**Instructions for the task**
Drop the pictures from the entries below, then reproduce the rest exactly.

(Stored items)

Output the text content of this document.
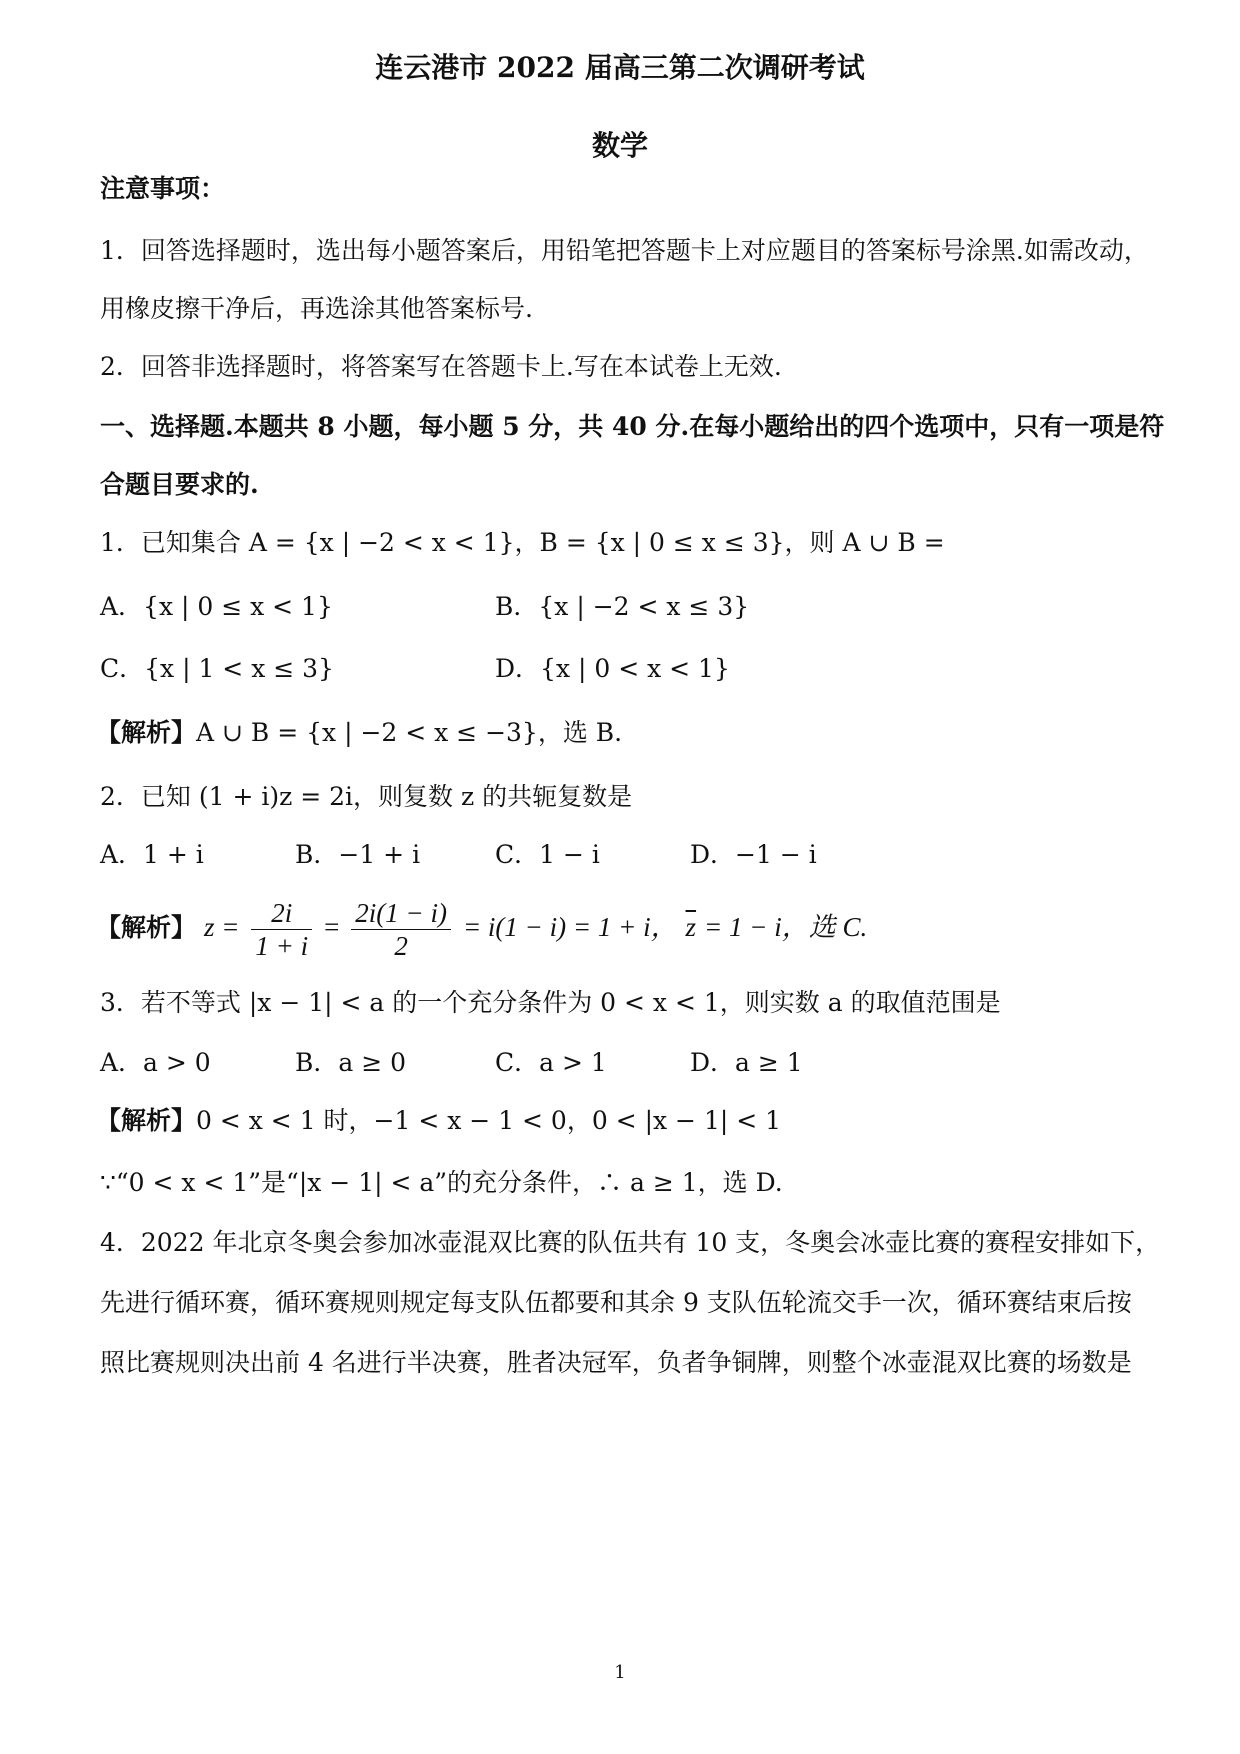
连云港市 2022 届高三第二次调研考试
数学
注意事项：
1．回答选择题时，选出每小题答案后，用铅笔把答题卡上对应题目的答案标号涂黑.如需改动，
用橡皮擦干净后，再选涂其他答案标号.
2．回答非选择题时，将答案写在答题卡上.写在本试卷上无效.
一、选择题.本题共 8 小题，每小题 5 分，共 40 分.在每小题给出的四个选项中，只有一项是符
合题目要求的.
1．已知集合 A = {x | −2 < x < 1}，B = {x | 0 ≤ x ≤ 3}，则 A ∪ B =
A．{x | 0 ≤ x < 1}	B．{x | −2 < x ≤ 3}
C．{x | 1 < x ≤ 3}	D．{x | 0 < x < 1}
【解析】A ∪ B = {x | −2 < x ≤ −3}，选 B.
2．已知 (1 + i)z = 2i，则复数 z 的共轭复数是
A．1 + i	B．−1 + i	C．1 − i	D．−1 − i
【解析】 $z = \frac{2i}{1 + i} = \frac{2i(1 - i)}{2} = i(1 - i) = 1 + i$， $\overline{z} = 1 - i$，选 C.
3．若不等式 |x − 1| < a 的一个充分条件为 0 < x < 1，则实数 a 的取值范围是
A．a > 0	B．a ≥ 0	C．a > 1	D．a ≥ 1
【解析】0 < x < 1 时，−1 < x − 1 < 0，0 < |x − 1| < 1
∵“0 < x < 1”是“|x − 1| < a”的充分条件，∴ a ≥ 1，选 D.
4．2022 年北京冬奥会参加冰壶混双比赛的队伍共有 10 支，冬奥会冰壶比赛的赛程安排如下，
先进行循环赛，循环赛规则规定每支队伍都要和其余 9 支队伍轮流交手一次，循环赛结束后按
照比赛规则决出前 4 名进行半决赛，胜者决冠军，负者争铜牌，则整个冰壶混双比赛的场数是
1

**Written answer**
Output the text content of this document.
连云港市 2022 届高三第二次调研考试
数学
注意事项：
1．回答选择题时，选出每小题答案后，用铅笔把答题卡上对应题目的答案标号涂黑.如需改动，
用橡皮擦干净后，再选涂其他答案标号.
2．回答非选择题时，将答案写在答题卡上.写在本试卷上无效.
一、选择题.本题共 8 小题，每小题 5 分，共 40 分.在每小题给出的四个选项中，只有一项是符
合题目要求的.
1．已知集合 A = {x | −2 < x < 1}，B = {x | 0 ≤ x ≤ 3}，则 A ∪ B =
A．{x | 0 ≤ x < 1}	B．{x | −2 < x ≤ 3}
C．{x | 1 < x ≤ 3}	D．{x | 0 < x < 1}
【解析】A ∪ B = {x | −2 < x ≤ −3}，选 B.
2．已知 (1 + i)z = 2i，则复数 z 的共轭复数是
A．1 + i	B．−1 + i	C．1 − i	D．−1 − i
【解析】 $z = \frac{2i}{1 + i} = \frac{2i(1 - i)}{2} = i(1 - i) = 1 + i$， $\overline{z} = 1 - i$，选 C.
3．若不等式 |x − 1| < a 的一个充分条件为 0 < x < 1，则实数 a 的取值范围是
A．a > 0	B．a ≥ 0	C．a > 1	D．a ≥ 1
【解析】0 < x < 1 时，−1 < x − 1 < 0，0 < |x − 1| < 1
∵“0 < x < 1”是“|x − 1| < a”的充分条件，∴ a ≥ 1，选 D.
4．2022 年北京冬奥会参加冰壶混双比赛的队伍共有 10 支，冬奥会冰壶比赛的赛程安排如下，
先进行循环赛，循环赛规则规定每支队伍都要和其余 9 支队伍轮流交手一次，循环赛结束后按
照比赛规则决出前 4 名进行半决赛，胜者决冠军，负者争铜牌，则整个冰壶混双比赛的场数是
1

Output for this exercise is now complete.